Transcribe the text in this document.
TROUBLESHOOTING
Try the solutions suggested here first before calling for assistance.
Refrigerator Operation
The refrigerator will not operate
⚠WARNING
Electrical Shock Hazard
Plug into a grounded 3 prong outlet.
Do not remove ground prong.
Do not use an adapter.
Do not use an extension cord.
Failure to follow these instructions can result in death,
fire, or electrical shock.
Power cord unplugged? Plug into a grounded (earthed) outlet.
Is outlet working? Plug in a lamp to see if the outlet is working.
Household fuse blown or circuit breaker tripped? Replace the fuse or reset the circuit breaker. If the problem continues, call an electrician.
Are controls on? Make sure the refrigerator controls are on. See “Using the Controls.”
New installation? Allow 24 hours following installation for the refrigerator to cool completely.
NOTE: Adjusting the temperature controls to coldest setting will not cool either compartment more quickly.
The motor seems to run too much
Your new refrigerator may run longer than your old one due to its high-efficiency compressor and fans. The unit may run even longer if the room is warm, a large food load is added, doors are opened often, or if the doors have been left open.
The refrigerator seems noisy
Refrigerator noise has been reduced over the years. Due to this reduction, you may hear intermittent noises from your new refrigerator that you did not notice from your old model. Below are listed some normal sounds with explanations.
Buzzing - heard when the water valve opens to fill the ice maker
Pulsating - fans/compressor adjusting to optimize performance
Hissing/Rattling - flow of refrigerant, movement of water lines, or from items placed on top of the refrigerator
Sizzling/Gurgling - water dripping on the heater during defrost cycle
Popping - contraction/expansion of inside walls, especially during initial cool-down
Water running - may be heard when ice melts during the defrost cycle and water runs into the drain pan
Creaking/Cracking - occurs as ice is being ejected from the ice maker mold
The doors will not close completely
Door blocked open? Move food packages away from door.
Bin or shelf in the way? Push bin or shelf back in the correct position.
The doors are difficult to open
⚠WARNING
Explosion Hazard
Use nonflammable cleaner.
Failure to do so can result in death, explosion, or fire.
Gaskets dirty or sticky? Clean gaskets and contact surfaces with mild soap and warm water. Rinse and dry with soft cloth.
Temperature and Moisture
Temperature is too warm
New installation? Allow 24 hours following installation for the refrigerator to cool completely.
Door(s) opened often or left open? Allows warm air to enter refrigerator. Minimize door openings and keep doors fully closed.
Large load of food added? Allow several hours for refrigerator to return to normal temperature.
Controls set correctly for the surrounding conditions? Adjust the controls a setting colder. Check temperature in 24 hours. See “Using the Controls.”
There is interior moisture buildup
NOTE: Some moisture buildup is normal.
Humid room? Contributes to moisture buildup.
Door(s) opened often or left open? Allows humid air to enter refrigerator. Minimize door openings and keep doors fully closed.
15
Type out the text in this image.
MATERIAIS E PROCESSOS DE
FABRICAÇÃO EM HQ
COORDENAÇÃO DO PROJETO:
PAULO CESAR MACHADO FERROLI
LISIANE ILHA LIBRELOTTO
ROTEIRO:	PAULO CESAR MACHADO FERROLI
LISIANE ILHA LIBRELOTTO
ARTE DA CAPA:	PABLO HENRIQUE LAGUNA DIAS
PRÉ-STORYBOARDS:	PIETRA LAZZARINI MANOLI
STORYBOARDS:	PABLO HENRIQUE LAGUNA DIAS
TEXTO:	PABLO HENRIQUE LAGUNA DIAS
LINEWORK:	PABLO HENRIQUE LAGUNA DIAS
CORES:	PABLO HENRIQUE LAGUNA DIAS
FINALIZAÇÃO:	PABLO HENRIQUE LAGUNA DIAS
###
• _Exercise task_:
For the entries above, count the lines that contain the string "outlet", and state that number without further comment.

• _Result below_:
3